THE PROBLEM. Leave out any pictures and transcribe all other data below exactly.

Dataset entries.
----
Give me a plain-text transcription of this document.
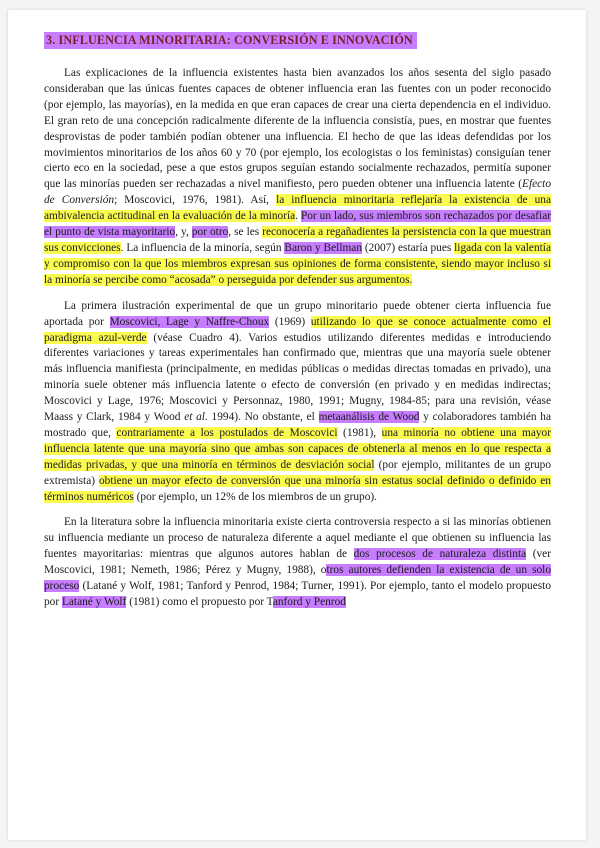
3. INFLUENCIA MINORITARIA: CONVERSIÓN E INNOVACIÓN

Las explicaciones de la influencia existentes hasta bien avanzados los años sesenta del siglo pasado consideraban que las únicas fuentes capaces de obtener influencia eran las fuentes con un poder reconocido (por ejemplo, las mayorías), en la medida en que eran capaces de crear una cierta dependencia en el individuo. El gran reto de una concepción radicalmente diferente de la influencia consistía, pues, en mostrar que fuentes desprovistas de poder también podían obtener una influencia. El hecho de que las ideas defendidas por los movimientos minoritarios de los años 60 y 70 (por ejemplo, los ecologistas o los feministas) consiguían tener cierto eco en la sociedad, pese a que estos grupos seguían estando socialmente rechazados, permitía suponer que las minorías pueden ser rechazadas a nivel manifiesto, pero pueden obtener una influencia latente (Efecto de Conversión; Moscovici, 1976, 1981). Así, la influencia minoritaria reflejaría la existencia de una ambivalencia actitudinal en la evaluación de la minoría. Por un lado, sus miembros son rechazados por desafiar el punto de vista mayoritario, y, por otro, se les reconocería a regañadientes la persistencia con la que muestran sus convicciones. La influencia de la minoría, según Baron y Bellman (2007) estaría pues ligada con la valentía y compromiso con la que los miembros expresan sus opiniones de forma consistente, siendo mayor incluso si la minoría se percibe como “acosada” o perseguida por defender sus argumentos.

La primera ilustración experimental de que un grupo minoritario puede obtener cierta influencia fue aportada por Moscovici, Lage y Naffre-Choux (1969) utilizando lo que se conoce actualmente como el paradigma azul-verde (véase Cuadro 4). Varios estudios utilizando diferentes medidas e introduciendo diferentes variaciones y tareas experimentales han confirmado que, mientras que una mayoría suele obtener más influencia manifiesta (principalmente, en medidas públicas o medidas directas tomadas en privado), una minoría suele obtener más influencia latente o efecto de conversión (en privado y en medidas indirectas; Moscovici y Lage, 1976; Moscovici y Personnaz, 1980, 1991; Mugny, 1984-85; para una revisión, véase Maass y Clark, 1984 y Wood et al. 1994). No obstante, el metaanálisis de Wood y colaboradores también ha mostrado que, contrariamente a los postulados de Moscovici (1981), una minoría no obtiene una mayor influencia latente que una mayoría sino que ambas son capaces de obtenerla al menos en lo que respecta a medidas privadas, y que una minoría en términos de desviación social (por ejemplo, militantes de un grupo extremista) obtiene un mayor efecto de conversión que una minoría sin estatus social definido o definido en términos numéricos (por ejemplo, un 12% de los miembros de un grupo).

En la literatura sobre la influencia minoritaria existe cierta controversia respecto a si las minorías obtienen su influencia mediante un proceso de naturaleza diferente a aquel mediante el que obtienen su influencia las fuentes mayoritarias: mientras que algunos autores hablan de dos procesos de naturaleza distinta (ver Moscovici, 1981; Nemeth, 1986; Pérez y Mugny, 1988), otros autores defienden la existencia de un solo proceso (Latané y Wolf, 1981; Tanford y Penrod, 1984; Turner, 1991). Por ejemplo, tanto el modelo propuesto por Latané y Wolf (1981) como el propuesto por Tanford y Penrod
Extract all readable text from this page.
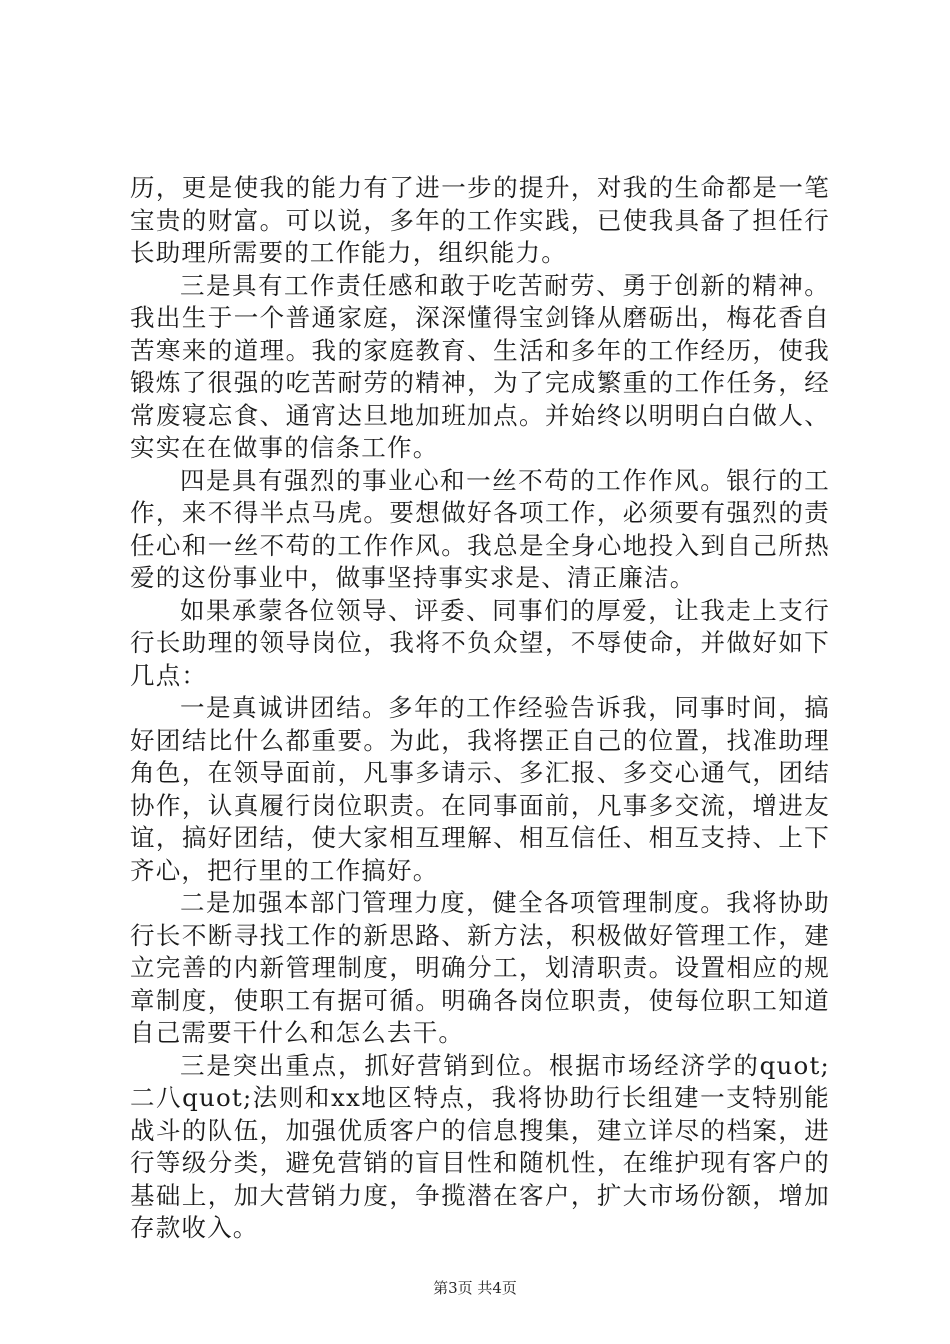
历，更是使我的能力有了进一步的提升，对我的生命都是一笔宝贵的财富。可以说，多年的工作实践，已使我具备了担任行长助理所需要的工作能力，组织能力。

三是具有工作责任感和敢于吃苦耐劳、勇于创新的精神。我出生于一个普通家庭，深深懂得宝剑锋从磨砺出，梅花香自苦寒来的道理。我的家庭教育、生活和多年的工作经历，使我锻炼了很强的吃苦耐劳的精神，为了完成繁重的工作任务，经常废寝忘食、通宵达旦地加班加点。并始终以明明白白做人、实实在在做事的信条工作。

四是具有强烈的事业心和一丝不苟的工作作风。银行的工作，来不得半点马虎。要想做好各项工作，必须要有强烈的责任心和一丝不苟的工作作风。我总是全身心地投入到自己所热爱的这份事业中，做事坚持事实求是、清正廉洁。

如果承蒙各位领导、评委、同事们的厚爱，让我走上支行行长助理的领导岗位，我将不负众望，不辱使命，并做好如下几点：

一是真诚讲团结。多年的工作经验告诉我，同事时间，搞好团结比什么都重要。为此，我将摆正自己的位置，找准助理角色，在领导面前，凡事多请示、多汇报、多交心通气，团结协作，认真履行岗位职责。在同事面前，凡事多交流，增进友谊，搞好团结，使大家相互理解、相互信任、相互支持、上下齐心，把行里的工作搞好。

二是加强本部门管理力度，健全各项管理制度。我将协助行长不断寻找工作的新思路、新方法，积极做好管理工作，建立完善的内新管理制度，明确分工，划清职责。设置相应的规章制度，使职工有据可循。明确各岗位职责，使每位职工知道自己需要干什么和怎么去干。

三是突出重点，抓好营销到位。根据市场经济学的quot;二八quot;法则和xx地区特点，我将协助行长组建一支特别能战斗的队伍，加强优质客户的信息搜集，建立详尽的档案，进行等级分类，避免营销的盲目性和随机性，在维护现有客户的基础上，加大营销力度，争揽潜在客户，扩大市场份额，增加存款收入。

第3页 共4页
----
EXPECTED ANSWER.
Give me a plain-text transcription of this document.
3. INFLUENCIA MINORITARIA: CONVERSIÓN E INNOVACIÓN

Las explicaciones de la influencia existentes hasta bien avanzados los años sesenta del siglo pasado consideraban que las únicas fuentes capaces de obtener influencia eran las fuentes con un poder reconocido (por ejemplo, las mayorías), en la medida en que eran capaces de crear una cierta dependencia en el individuo. El gran reto de una concepción radicalmente diferente de la influencia consistía, pues, en mostrar que fuentes desprovistas de poder también podían obtener una influencia. El hecho de que las ideas defendidas por los movimientos minoritarios de los años 60 y 70 (por ejemplo, los ecologistas o los feministas) consiguían tener cierto eco en la sociedad, pese a que estos grupos seguían estando socialmente rechazados, permitía suponer que las minorías pueden ser rechazadas a nivel manifiesto, pero pueden obtener una influencia latente (Efecto de Conversión; Moscovici, 1976, 1981). Así, la influencia minoritaria reflejaría la existencia de una ambivalencia actitudinal en la evaluación de la minoría. Por un lado, sus miembros son rechazados por desafiar el punto de vista mayoritario, y, por otro, se les reconocería a regañadientes la persistencia con la que muestran sus convicciones. La influencia de la minoría, según Baron y Bellman (2007) estaría pues ligada con la valentía y compromiso con la que los miembros expresan sus opiniones de forma consistente, siendo mayor incluso si la minoría se percibe como “acosada” o perseguida por defender sus argumentos.

La primera ilustración experimental de que un grupo minoritario puede obtener cierta influencia fue aportada por Moscovici, Lage y Naffre-Choux (1969) utilizando lo que se conoce actualmente como el paradigma azul-verde (véase Cuadro 4). Varios estudios utilizando diferentes medidas e introduciendo diferentes variaciones y tareas experimentales han confirmado que, mientras que una mayoría suele obtener más influencia manifiesta (principalmente, en medidas públicas o medidas directas tomadas en privado), una minoría suele obtener más influencia latente o efecto de conversión (en privado y en medidas indirectas; Moscovici y Lage, 1976; Moscovici y Personnaz, 1980, 1991; Mugny, 1984-85; para una revisión, véase Maass y Clark, 1984 y Wood et al. 1994). No obstante, el metaanálisis de Wood y colaboradores también ha mostrado que, contrariamente a los postulados de Moscovici (1981), una minoría no obtiene una mayor influencia latente que una mayoría sino que ambas son capaces de obtenerla al menos en lo que respecta a medidas privadas, y que una minoría en términos de desviación social (por ejemplo, militantes de un grupo extremista) obtiene un mayor efecto de conversión que una minoría sin estatus social definido o definido en términos numéricos (por ejemplo, un 12% de los miembros de un grupo).

En la literatura sobre la influencia minoritaria existe cierta controversia respecto a si las minorías obtienen su influencia mediante un proceso de naturaleza diferente a aquel mediante el que obtienen su influencia las fuentes mayoritarias: mientras que algunos autores hablan de dos procesos de naturaleza distinta (ver Moscovici, 1981; Nemeth, 1986; Pérez y Mugny, 1988), otros autores defienden la existencia de un solo proceso (Latané y Wolf, 1981; Tanford y Penrod, 1984; Turner, 1991). Por ejemplo, tanto el modelo propuesto por Latané y Wolf (1981) como el propuesto por Tanford y Penrod
Extract all readable text from this page.
历，更是使我的能力有了进一步的提升，对我的生命都是一笔宝贵的财富。可以说，多年的工作实践，已使我具备了担任行长助理所需要的工作能力，组织能力。

三是具有工作责任感和敢于吃苦耐劳、勇于创新的精神。我出生于一个普通家庭，深深懂得宝剑锋从磨砺出，梅花香自苦寒来的道理。我的家庭教育、生活和多年的工作经历，使我锻炼了很强的吃苦耐劳的精神，为了完成繁重的工作任务，经常废寝忘食、通宵达旦地加班加点。并始终以明明白白做人、实实在在做事的信条工作。

四是具有强烈的事业心和一丝不苟的工作作风。银行的工作，来不得半点马虎。要想做好各项工作，必须要有强烈的责任心和一丝不苟的工作作风。我总是全身心地投入到自己所热爱的这份事业中，做事坚持事实求是、清正廉洁。

如果承蒙各位领导、评委、同事们的厚爱，让我走上支行行长助理的领导岗位，我将不负众望，不辱使命，并做好如下几点：

一是真诚讲团结。多年的工作经验告诉我，同事时间，搞好团结比什么都重要。为此，我将摆正自己的位置，找准助理角色，在领导面前，凡事多请示、多汇报、多交心通气，团结协作，认真履行岗位职责。在同事面前，凡事多交流，增进友谊，搞好团结，使大家相互理解、相互信任、相互支持、上下齐心，把行里的工作搞好。

二是加强本部门管理力度，健全各项管理制度。我将协助行长不断寻找工作的新思路、新方法，积极做好管理工作，建立完善的内新管理制度，明确分工，划清职责。设置相应的规章制度，使职工有据可循。明确各岗位职责，使每位职工知道自己需要干什么和怎么去干。

三是突出重点，抓好营销到位。根据市场经济学的quot;二八quot;法则和xx地区特点，我将协助行长组建一支特别能战斗的队伍，加强优质客户的信息搜集，建立详尽的档案，进行等级分类，避免营销的盲目性和随机性，在维护现有客户的基础上，加大营销力度，争揽潜在客户，扩大市场份额，增加存款收入。

第3页 共4页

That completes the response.